- **Instructions to follow**: Write down every entry below once more, exactly.

- **Dataset records**:
---

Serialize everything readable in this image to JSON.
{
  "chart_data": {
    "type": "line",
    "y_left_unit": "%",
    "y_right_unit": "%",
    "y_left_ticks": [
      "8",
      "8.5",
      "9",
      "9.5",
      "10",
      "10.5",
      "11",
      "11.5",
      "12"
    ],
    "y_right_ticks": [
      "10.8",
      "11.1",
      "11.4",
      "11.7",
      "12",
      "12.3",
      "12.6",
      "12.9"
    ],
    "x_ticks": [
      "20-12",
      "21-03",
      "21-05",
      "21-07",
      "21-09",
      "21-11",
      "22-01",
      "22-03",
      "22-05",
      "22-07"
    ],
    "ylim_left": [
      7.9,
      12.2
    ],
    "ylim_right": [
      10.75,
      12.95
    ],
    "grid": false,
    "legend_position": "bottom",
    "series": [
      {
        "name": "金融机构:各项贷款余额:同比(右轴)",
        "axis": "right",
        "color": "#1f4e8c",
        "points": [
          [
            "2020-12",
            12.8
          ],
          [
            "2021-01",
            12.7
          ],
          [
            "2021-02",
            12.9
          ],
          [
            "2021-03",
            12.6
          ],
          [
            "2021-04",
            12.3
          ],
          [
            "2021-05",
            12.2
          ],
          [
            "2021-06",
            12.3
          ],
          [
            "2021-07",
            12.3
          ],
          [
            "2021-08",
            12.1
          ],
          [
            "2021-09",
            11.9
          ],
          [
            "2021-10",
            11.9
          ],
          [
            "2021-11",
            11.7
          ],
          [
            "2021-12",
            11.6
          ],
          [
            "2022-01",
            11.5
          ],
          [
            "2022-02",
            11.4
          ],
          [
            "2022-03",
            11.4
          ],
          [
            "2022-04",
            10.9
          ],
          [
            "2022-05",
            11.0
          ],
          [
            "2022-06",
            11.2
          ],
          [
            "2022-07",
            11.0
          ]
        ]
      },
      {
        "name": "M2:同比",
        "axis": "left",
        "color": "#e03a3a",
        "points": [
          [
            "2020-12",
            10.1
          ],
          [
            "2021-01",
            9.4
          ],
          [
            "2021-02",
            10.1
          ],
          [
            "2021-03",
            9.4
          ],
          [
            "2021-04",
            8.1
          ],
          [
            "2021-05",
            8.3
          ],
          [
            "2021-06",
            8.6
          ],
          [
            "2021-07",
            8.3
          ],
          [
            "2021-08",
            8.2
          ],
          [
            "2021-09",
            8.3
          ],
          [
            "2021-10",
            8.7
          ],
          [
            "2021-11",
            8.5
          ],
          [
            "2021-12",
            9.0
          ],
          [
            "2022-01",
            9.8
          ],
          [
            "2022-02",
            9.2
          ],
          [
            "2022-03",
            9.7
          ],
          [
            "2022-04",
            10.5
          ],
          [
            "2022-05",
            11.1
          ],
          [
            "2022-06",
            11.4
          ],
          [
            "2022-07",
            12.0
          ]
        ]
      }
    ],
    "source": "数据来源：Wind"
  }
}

---

- **Right answer**:
Serialize everything readable in this image to JSON.
{
  "chart_data": {
    "type": "line",
    "y_left_unit": "%",
    "y_right_unit": "%",
    "y_left_ticks": [
      "8",
      "8.5",
      "9",
      "9.5",
      "10",
      "10.5",
      "11",
      "11.5",
      "12"
    ],
    "y_right_ticks": [
      "10.8",
      "11.1",
      "11.4",
      "11.7",
      "12",
      "12.3",
      "12.6",
      "12.9"
    ],
    "x_ticks": [
      "20-12",
      "21-03",
      "21-05",
      "21-07",
      "21-09",
      "21-11",
      "22-01",
      "22-03",
      "22-05",
      "22-07"
    ],
    "ylim_left": [
      7.9,
      12.2
    ],
    "ylim_right": [
      10.75,
      12.95
    ],
    "grid": false,
    "legend_position": "bottom",
    "series": [
      {
        "name": "金融机构:各项贷款余额:同比(右轴)",
        "axis": "right",
        "color": "#1f4e8c",
        "points": [
          [
            "2020-12",
            12.8
          ],
          [
            "2021-01",
            12.7
          ],
          [
            "2021-02",
            12.9
          ],
          [
            "2021-03",
            12.6
          ],
          [
            "2021-04",
            12.3
          ],
          [
            "2021-05",
            12.2
          ],
          [
            "2021-06",
            12.3
          ],
          [
            "2021-07",
            12.3
          ],
          [
            "2021-08",
            12.1
          ],
          [
            "2021-09",
            11.9
          ],
          [
            "2021-10",
            11.9
          ],
          [
            "2021-11",
            11.7
          ],
          [
            "2021-12",
            11.6
          ],
          [
            "2022-01",
            11.5
          ],
          [
            "2022-02",
            11.4
          ],
          [
            "2022-03",
            11.4
          ],
          [
            "2022-04",
            10.9
          ],
          [
            "2022-05",
            11.0
          ],
          [
            "2022-06",
            11.2
          ],
          [
            "2022-07",
            11.0
          ]
        ]
      },
      {
        "name": "M2:同比",
        "axis": "left",
        "color": "#e03a3a",
        "points": [
          [
            "2020-12",
            10.1
          ],
          [
            "2021-01",
            9.4
          ],
          [
            "2021-02",
            10.1
          ],
          [
            "2021-03",
            9.4
          ],
          [
            "2021-04",
            8.1
          ],
          [
            "2021-05",
            8.3
          ],
          [
            "2021-06",
            8.6
          ],
          [
            "2021-07",
            8.3
          ],
          [
            "2021-08",
            8.2
          ],
          [
            "2021-09",
            8.3
          ],
          [
            "2021-10",
            8.7
          ],
          [
            "2021-11",
            8.5
          ],
          [
            "2021-12",
            9.0
          ],
          [
            "2022-01",
            9.8
          ],
          [
            "2022-02",
            9.2
          ],
          [
            "2022-03",
            9.7
          ],
          [
            "2022-04",
            10.5
          ],
          [
            "2022-05",
            11.1
          ],
          [
            "2022-06",
            11.4
          ],
          [
            "2022-07",
            12.0
          ]
        ]
      }
    ],
    "source": "数据来源：Wind"
  }
}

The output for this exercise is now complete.